▶ **Requirements**
Quote the listing below in full and exactly as written, but omit every picture.
((
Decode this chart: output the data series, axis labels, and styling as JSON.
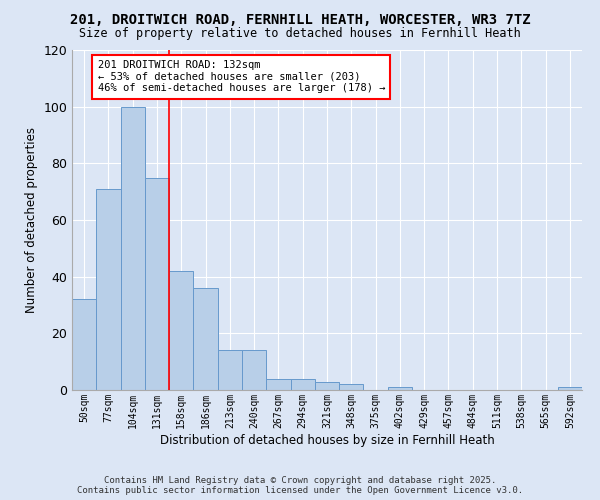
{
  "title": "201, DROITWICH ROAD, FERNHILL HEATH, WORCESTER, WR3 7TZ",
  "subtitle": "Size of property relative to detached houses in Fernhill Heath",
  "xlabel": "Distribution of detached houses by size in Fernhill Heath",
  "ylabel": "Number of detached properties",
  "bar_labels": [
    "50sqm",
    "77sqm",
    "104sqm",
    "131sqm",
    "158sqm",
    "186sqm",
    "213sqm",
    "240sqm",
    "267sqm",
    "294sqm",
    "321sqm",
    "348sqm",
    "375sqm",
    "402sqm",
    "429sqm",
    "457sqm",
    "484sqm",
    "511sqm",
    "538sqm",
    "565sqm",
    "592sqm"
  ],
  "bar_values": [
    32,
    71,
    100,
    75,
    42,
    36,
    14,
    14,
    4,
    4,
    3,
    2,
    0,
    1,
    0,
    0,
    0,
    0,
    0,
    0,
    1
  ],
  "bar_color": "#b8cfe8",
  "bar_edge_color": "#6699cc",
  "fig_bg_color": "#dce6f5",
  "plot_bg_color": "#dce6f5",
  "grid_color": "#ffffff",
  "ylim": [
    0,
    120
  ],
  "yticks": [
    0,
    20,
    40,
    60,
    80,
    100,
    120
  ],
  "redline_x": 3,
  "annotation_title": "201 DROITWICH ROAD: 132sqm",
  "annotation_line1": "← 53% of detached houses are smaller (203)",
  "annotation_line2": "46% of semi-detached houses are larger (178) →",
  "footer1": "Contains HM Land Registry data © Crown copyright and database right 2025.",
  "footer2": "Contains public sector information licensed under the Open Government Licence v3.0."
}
))
▶ **Solution**
Decode this chart: output the data series, axis labels, and styling as JSON.
{
  "title": "201, DROITWICH ROAD, FERNHILL HEATH, WORCESTER, WR3 7TZ",
  "subtitle": "Size of property relative to detached houses in Fernhill Heath",
  "xlabel": "Distribution of detached houses by size in Fernhill Heath",
  "ylabel": "Number of detached properties",
  "bar_labels": [
    "50sqm",
    "77sqm",
    "104sqm",
    "131sqm",
    "158sqm",
    "186sqm",
    "213sqm",
    "240sqm",
    "267sqm",
    "294sqm",
    "321sqm",
    "348sqm",
    "375sqm",
    "402sqm",
    "429sqm",
    "457sqm",
    "484sqm",
    "511sqm",
    "538sqm",
    "565sqm",
    "592sqm"
  ],
  "bar_values": [
    32,
    71,
    100,
    75,
    42,
    36,
    14,
    14,
    4,
    4,
    3,
    2,
    0,
    1,
    0,
    0,
    0,
    0,
    0,
    0,
    1
  ],
  "bar_color": "#b8cfe8",
  "bar_edge_color": "#6699cc",
  "fig_bg_color": "#dce6f5",
  "plot_bg_color": "#dce6f5",
  "grid_color": "#ffffff",
  "ylim": [
    0,
    120
  ],
  "yticks": [
    0,
    20,
    40,
    60,
    80,
    100,
    120
  ],
  "redline_x": 3,
  "annotation_title": "201 DROITWICH ROAD: 132sqm",
  "annotation_line1": "← 53% of detached houses are smaller (203)",
  "annotation_line2": "46% of semi-detached houses are larger (178) →",
  "footer1": "Contains HM Land Registry data © Crown copyright and database right 2025.",
  "footer2": "Contains public sector information licensed under the Open Government Licence v3.0."
}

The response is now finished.